▸ **Requirements**
Transcribe the entries below exactly.

▸ **Given records**
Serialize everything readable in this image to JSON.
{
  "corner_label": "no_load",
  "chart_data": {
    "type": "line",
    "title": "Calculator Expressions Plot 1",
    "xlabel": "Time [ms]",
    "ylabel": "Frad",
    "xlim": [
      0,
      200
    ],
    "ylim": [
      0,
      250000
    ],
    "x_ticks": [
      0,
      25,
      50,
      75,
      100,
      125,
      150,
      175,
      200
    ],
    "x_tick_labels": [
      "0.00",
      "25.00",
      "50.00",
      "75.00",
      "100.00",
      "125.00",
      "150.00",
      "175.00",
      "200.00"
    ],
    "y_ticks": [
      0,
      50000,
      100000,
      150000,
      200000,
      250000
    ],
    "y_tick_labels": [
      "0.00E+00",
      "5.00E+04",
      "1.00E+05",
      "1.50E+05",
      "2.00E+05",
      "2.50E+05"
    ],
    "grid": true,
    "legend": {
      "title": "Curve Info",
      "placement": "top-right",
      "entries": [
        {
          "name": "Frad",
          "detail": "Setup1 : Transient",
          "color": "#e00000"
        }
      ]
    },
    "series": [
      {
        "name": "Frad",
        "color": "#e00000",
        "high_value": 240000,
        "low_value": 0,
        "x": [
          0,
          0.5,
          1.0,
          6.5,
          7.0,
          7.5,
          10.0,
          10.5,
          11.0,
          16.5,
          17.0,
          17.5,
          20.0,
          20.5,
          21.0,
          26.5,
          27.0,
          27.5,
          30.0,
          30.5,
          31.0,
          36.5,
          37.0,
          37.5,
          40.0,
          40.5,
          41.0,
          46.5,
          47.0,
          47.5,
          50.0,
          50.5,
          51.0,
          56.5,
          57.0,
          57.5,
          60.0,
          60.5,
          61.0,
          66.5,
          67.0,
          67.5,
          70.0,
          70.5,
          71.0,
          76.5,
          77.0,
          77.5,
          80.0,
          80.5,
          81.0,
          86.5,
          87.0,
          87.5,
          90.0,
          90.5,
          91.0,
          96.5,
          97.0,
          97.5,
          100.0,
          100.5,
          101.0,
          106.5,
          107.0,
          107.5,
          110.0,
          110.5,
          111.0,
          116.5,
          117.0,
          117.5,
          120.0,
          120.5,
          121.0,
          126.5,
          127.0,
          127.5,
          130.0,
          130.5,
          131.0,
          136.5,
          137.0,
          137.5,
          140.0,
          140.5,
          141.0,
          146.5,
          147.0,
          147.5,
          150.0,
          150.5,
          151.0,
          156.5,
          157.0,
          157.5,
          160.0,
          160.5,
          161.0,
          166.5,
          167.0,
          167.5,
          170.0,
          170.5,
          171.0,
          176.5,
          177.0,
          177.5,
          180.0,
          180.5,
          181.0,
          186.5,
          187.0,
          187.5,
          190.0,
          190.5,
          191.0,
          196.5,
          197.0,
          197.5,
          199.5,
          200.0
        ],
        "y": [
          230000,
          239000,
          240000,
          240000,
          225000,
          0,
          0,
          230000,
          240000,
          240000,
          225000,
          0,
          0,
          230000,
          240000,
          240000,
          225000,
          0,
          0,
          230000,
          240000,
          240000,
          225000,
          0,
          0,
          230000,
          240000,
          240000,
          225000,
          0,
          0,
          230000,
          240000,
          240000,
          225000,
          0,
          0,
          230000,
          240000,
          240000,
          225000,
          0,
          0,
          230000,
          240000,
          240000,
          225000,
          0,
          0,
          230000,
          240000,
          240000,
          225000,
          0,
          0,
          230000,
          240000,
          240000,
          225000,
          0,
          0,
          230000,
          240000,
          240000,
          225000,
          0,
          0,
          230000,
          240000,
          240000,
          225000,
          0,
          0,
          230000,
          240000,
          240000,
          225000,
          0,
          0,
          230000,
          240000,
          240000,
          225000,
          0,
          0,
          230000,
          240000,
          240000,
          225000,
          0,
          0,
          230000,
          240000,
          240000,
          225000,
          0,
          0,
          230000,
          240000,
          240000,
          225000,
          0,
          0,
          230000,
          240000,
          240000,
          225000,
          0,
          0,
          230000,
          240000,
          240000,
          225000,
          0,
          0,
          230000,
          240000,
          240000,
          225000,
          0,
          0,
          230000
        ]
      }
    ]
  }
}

▸ **Reply**
Serialize everything readable in this image to JSON.
{
  "corner_label": "no_load",
  "chart_data": {
    "type": "line",
    "title": "Calculator Expressions Plot 1",
    "xlabel": "Time [ms]",
    "ylabel": "Frad",
    "xlim": [
      0,
      200
    ],
    "ylim": [
      0,
      250000
    ],
    "x_ticks": [
      0,
      25,
      50,
      75,
      100,
      125,
      150,
      175,
      200
    ],
    "x_tick_labels": [
      "0.00",
      "25.00",
      "50.00",
      "75.00",
      "100.00",
      "125.00",
      "150.00",
      "175.00",
      "200.00"
    ],
    "y_ticks": [
      0,
      50000,
      100000,
      150000,
      200000,
      250000
    ],
    "y_tick_labels": [
      "0.00E+00",
      "5.00E+04",
      "1.00E+05",
      "1.50E+05",
      "2.00E+05",
      "2.50E+05"
    ],
    "grid": true,
    "legend": {
      "title": "Curve Info",
      "placement": "top-right",
      "entries": [
        {
          "name": "Frad",
          "detail": "Setup1 : Transient",
          "color": "#e00000"
        }
      ]
    },
    "series": [
      {
        "name": "Frad",
        "color": "#e00000",
        "high_value": 240000,
        "low_value": 0,
        "x": [
          0,
          0.5,
          1.0,
          6.5,
          7.0,
          7.5,
          10.0,
          10.5,
          11.0,
          16.5,
          17.0,
          17.5,
          20.0,
          20.5,
          21.0,
          26.5,
          27.0,
          27.5,
          30.0,
          30.5,
          31.0,
          36.5,
          37.0,
          37.5,
          40.0,
          40.5,
          41.0,
          46.5,
          47.0,
          47.5,
          50.0,
          50.5,
          51.0,
          56.5,
          57.0,
          57.5,
          60.0,
          60.5,
          61.0,
          66.5,
          67.0,
          67.5,
          70.0,
          70.5,
          71.0,
          76.5,
          77.0,
          77.5,
          80.0,
          80.5,
          81.0,
          86.5,
          87.0,
          87.5,
          90.0,
          90.5,
          91.0,
          96.5,
          97.0,
          97.5,
          100.0,
          100.5,
          101.0,
          106.5,
          107.0,
          107.5,
          110.0,
          110.5,
          111.0,
          116.5,
          117.0,
          117.5,
          120.0,
          120.5,
          121.0,
          126.5,
          127.0,
          127.5,
          130.0,
          130.5,
          131.0,
          136.5,
          137.0,
          137.5,
          140.0,
          140.5,
          141.0,
          146.5,
          147.0,
          147.5,
          150.0,
          150.5,
          151.0,
          156.5,
          157.0,
          157.5,
          160.0,
          160.5,
          161.0,
          166.5,
          167.0,
          167.5,
          170.0,
          170.5,
          171.0,
          176.5,
          177.0,
          177.5,
          180.0,
          180.5,
          181.0,
          186.5,
          187.0,
          187.5,
          190.0,
          190.5,
          191.0,
          196.5,
          197.0,
          197.5,
          199.5,
          200.0
        ],
        "y": [
          230000,
          239000,
          240000,
          240000,
          225000,
          0,
          0,
          230000,
          240000,
          240000,
          225000,
          0,
          0,
          230000,
          240000,
          240000,
          225000,
          0,
          0,
          230000,
          240000,
          240000,
          225000,
          0,
          0,
          230000,
          240000,
          240000,
          225000,
          0,
          0,
          230000,
          240000,
          240000,
          225000,
          0,
          0,
          230000,
          240000,
          240000,
          225000,
          0,
          0,
          230000,
          240000,
          240000,
          225000,
          0,
          0,
          230000,
          240000,
          240000,
          225000,
          0,
          0,
          230000,
          240000,
          240000,
          225000,
          0,
          0,
          230000,
          240000,
          240000,
          225000,
          0,
          0,
          230000,
          240000,
          240000,
          225000,
          0,
          0,
          230000,
          240000,
          240000,
          225000,
          0,
          0,
          230000,
          240000,
          240000,
          225000,
          0,
          0,
          230000,
          240000,
          240000,
          225000,
          0,
          0,
          230000,
          240000,
          240000,
          225000,
          0,
          0,
          230000,
          240000,
          240000,
          225000,
          0,
          0,
          230000,
          240000,
          240000,
          225000,
          0,
          0,
          230000,
          240000,
          240000,
          225000,
          0,
          0,
          230000,
          240000,
          240000,
          225000,
          0,
          0,
          230000
        ]
      }
    ]
  }
}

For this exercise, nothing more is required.